→ Task
Extract every line that contains the word "house".

>> BEGIN Extracted material

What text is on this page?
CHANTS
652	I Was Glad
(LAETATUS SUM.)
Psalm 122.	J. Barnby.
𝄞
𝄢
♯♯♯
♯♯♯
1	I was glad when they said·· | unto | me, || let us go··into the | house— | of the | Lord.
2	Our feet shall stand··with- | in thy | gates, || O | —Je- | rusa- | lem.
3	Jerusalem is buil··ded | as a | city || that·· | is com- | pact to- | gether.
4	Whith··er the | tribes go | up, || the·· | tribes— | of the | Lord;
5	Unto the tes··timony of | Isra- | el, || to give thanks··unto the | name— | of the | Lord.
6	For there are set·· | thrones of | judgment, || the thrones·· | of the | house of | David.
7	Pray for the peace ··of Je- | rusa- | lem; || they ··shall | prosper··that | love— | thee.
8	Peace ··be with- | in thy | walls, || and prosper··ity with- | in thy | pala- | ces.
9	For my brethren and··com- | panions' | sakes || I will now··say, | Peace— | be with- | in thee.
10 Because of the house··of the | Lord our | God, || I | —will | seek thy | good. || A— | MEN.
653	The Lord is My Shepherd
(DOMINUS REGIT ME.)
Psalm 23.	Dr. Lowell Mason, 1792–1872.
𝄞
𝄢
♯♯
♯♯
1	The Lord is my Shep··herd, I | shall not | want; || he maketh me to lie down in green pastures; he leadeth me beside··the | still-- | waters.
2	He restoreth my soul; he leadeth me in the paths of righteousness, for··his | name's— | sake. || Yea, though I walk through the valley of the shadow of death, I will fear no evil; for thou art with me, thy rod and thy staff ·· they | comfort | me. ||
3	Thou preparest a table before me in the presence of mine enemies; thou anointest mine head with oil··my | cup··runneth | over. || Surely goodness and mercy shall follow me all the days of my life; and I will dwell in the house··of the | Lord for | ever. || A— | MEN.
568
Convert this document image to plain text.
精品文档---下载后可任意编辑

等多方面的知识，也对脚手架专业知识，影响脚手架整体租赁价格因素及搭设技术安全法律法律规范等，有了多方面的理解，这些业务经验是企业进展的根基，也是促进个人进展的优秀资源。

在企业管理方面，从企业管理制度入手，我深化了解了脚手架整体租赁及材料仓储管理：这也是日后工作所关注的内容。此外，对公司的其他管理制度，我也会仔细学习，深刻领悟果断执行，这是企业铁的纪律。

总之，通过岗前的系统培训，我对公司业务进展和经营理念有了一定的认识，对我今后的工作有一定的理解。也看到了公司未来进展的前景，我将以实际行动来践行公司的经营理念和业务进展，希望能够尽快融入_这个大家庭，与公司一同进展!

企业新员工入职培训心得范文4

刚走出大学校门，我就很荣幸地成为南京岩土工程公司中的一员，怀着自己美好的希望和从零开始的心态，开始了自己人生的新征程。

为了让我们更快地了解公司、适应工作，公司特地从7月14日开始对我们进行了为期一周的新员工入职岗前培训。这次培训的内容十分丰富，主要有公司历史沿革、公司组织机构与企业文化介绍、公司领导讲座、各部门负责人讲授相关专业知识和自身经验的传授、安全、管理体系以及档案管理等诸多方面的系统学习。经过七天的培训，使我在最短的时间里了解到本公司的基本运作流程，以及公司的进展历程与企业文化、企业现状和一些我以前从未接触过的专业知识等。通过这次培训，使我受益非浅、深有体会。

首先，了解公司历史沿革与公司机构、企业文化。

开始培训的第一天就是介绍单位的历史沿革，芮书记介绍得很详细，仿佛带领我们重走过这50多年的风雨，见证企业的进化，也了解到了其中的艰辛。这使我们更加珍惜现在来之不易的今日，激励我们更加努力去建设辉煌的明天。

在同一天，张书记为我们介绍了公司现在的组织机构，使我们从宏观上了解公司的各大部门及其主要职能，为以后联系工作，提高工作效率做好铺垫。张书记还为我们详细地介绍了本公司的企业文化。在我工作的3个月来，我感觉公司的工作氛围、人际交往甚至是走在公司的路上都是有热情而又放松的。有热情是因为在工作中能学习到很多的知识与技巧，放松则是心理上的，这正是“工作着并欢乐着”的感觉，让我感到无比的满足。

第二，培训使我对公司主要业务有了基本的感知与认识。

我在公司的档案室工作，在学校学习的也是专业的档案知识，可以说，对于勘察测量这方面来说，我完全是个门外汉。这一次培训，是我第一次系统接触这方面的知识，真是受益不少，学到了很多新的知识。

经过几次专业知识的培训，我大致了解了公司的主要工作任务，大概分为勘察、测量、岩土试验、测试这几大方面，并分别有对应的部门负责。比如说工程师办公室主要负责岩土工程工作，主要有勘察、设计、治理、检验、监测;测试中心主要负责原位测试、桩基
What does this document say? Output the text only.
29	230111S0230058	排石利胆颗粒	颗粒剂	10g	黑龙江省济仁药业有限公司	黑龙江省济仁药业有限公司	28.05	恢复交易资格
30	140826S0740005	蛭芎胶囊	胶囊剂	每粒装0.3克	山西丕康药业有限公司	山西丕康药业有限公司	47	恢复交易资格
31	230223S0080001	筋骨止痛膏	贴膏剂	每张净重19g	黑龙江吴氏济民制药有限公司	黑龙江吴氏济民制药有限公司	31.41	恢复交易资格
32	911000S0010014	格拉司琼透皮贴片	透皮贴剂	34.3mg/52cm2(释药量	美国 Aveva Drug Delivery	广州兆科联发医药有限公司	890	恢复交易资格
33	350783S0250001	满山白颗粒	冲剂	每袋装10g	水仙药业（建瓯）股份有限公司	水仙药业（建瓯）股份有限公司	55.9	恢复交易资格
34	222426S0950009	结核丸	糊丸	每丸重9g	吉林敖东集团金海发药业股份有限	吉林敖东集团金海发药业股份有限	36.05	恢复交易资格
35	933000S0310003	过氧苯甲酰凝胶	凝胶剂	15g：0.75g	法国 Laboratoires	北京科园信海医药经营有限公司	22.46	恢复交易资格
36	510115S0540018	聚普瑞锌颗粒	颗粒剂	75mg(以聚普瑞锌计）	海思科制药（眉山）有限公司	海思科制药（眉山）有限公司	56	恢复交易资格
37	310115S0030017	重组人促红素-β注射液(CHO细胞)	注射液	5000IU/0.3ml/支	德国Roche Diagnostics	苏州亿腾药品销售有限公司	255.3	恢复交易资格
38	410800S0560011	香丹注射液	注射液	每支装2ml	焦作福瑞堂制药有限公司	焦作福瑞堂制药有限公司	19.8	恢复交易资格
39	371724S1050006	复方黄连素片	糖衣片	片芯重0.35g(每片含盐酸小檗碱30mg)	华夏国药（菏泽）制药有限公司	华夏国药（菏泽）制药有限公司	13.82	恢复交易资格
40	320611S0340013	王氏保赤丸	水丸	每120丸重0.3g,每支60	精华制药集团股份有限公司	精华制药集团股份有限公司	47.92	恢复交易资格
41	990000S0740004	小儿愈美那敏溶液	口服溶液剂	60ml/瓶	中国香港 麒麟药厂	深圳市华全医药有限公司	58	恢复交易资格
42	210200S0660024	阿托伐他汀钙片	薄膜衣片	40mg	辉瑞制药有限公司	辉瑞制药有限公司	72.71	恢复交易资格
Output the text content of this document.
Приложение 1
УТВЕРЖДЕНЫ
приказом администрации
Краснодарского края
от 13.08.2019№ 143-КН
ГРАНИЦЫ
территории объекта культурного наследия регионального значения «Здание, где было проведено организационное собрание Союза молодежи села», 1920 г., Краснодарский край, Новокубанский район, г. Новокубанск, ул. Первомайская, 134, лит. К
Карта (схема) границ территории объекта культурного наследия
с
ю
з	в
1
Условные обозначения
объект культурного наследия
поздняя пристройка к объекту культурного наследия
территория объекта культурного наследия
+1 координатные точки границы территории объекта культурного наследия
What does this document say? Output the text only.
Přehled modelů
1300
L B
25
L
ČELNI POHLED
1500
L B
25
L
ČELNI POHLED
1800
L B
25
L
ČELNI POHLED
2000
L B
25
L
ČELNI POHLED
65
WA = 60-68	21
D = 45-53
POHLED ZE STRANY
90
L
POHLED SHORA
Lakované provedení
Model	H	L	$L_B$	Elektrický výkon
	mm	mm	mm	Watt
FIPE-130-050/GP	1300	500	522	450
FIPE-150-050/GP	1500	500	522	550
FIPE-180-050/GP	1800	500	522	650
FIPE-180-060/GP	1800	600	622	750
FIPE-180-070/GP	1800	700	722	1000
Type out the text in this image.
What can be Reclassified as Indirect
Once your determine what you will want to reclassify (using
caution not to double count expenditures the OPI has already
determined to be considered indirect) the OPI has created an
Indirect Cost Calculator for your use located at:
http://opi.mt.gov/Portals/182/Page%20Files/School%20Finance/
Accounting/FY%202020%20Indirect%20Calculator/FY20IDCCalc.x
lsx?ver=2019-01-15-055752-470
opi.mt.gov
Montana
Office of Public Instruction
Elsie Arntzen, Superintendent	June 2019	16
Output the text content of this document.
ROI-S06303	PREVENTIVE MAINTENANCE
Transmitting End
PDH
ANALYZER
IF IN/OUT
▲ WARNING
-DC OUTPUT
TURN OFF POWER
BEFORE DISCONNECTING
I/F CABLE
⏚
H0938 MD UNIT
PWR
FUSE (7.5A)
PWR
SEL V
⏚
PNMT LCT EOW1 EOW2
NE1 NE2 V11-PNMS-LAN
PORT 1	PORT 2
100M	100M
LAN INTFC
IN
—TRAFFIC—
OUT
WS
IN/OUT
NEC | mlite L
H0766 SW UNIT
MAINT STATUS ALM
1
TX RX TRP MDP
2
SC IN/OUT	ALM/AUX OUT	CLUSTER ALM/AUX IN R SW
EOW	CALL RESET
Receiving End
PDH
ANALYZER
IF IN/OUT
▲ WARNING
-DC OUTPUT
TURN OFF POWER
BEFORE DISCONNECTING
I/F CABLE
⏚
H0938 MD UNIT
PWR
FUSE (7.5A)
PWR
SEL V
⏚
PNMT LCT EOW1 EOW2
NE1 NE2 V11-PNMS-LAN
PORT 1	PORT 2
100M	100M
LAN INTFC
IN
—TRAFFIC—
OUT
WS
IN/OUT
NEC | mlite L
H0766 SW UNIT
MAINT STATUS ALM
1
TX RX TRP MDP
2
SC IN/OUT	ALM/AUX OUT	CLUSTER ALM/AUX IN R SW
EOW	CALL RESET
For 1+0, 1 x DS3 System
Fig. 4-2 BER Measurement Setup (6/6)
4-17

>> END Extracted material

→ Task output
1	I was glad when they said·· | unto | me, || let us go··into the | house— | of the | Lord.
6	For there are set·· | thrones of | judgment, || the thrones·· | of the | house of | David.
10 Because of the house··of the | Lord our | God, || I | —will | seek thy | good. || A— | MEN.
3	Thou preparest a table before me in the presence of mine enemies; thou anointest mine head with oil··my | cup··runneth | over. || Surely goodness and mercy shall follow me all the days of my life; and I will dwell in the house··of the | Lord for | ever. || A— | MEN.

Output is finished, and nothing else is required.